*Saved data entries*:
● ● ● ●
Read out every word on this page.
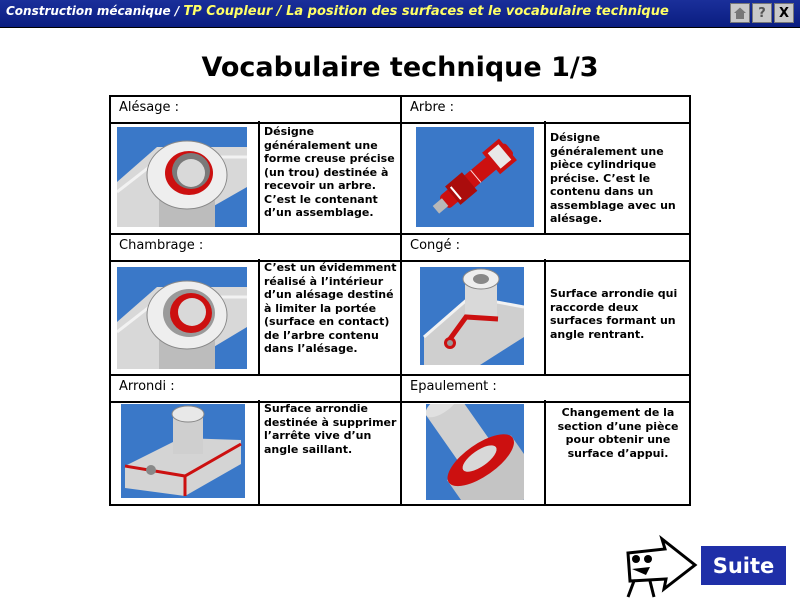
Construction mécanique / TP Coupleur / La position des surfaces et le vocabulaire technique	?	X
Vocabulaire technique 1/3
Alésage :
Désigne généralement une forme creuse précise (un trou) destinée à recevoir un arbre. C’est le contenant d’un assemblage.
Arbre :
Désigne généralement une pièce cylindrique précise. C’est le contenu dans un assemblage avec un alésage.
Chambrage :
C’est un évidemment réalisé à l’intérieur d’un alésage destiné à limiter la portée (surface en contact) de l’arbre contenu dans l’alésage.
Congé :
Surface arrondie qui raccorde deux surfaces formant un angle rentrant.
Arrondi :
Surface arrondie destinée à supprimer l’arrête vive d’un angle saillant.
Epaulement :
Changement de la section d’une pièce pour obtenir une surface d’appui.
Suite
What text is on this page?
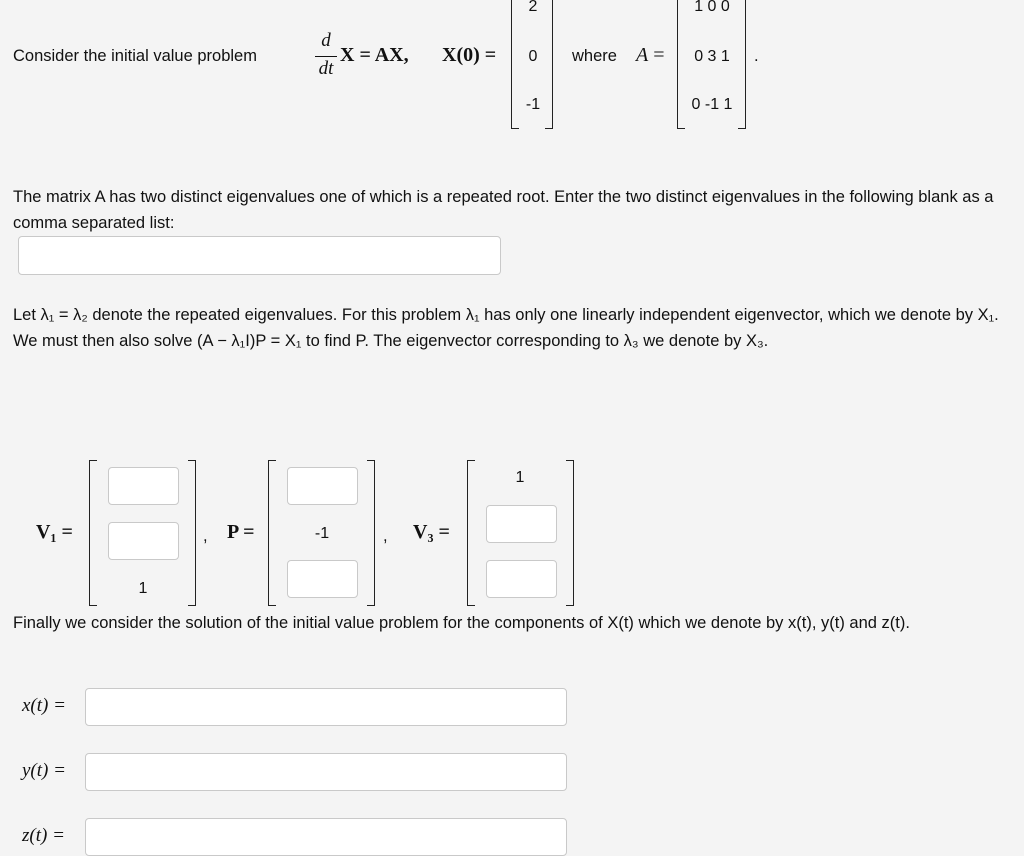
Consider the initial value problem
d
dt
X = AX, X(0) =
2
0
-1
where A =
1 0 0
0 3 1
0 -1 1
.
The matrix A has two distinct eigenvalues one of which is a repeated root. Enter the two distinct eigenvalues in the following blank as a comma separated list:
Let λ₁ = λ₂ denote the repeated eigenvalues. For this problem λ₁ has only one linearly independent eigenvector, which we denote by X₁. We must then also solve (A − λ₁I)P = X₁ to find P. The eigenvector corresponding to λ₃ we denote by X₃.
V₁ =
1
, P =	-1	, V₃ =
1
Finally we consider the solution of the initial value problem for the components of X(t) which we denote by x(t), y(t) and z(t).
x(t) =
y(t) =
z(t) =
● ● ● ●
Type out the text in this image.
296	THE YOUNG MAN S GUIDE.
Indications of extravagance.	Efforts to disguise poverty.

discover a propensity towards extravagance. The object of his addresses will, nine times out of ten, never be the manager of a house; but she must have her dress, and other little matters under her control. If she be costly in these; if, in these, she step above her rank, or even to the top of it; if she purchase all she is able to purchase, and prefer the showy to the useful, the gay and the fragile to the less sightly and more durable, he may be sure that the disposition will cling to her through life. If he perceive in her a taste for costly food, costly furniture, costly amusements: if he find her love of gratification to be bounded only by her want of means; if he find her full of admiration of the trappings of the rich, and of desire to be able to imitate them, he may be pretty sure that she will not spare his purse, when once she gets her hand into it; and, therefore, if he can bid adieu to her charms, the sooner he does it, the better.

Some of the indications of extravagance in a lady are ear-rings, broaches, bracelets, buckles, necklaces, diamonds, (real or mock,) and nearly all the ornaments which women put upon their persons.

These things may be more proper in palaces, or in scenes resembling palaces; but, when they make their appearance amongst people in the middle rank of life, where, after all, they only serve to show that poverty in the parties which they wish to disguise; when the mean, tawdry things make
● ● ● ●
*EXERCISE DIRECTIONS*:
Each line in the entries above that includes the string "denote" should be extracted.

*TASK RESPONSE*:
Let λ₁ = λ₂ denote the repeated eigenvalues. For this problem λ₁ has only one linearly independent eigenvector, which we denote by X₁. We must then also solve (A − λ₁I)P = X₁ to find P. The eigenvector corresponding to λ₃ we denote by X₃.
Finally we consider the solution of the initial value problem for the components of X(t) which we denote by x(t), y(t) and z(t).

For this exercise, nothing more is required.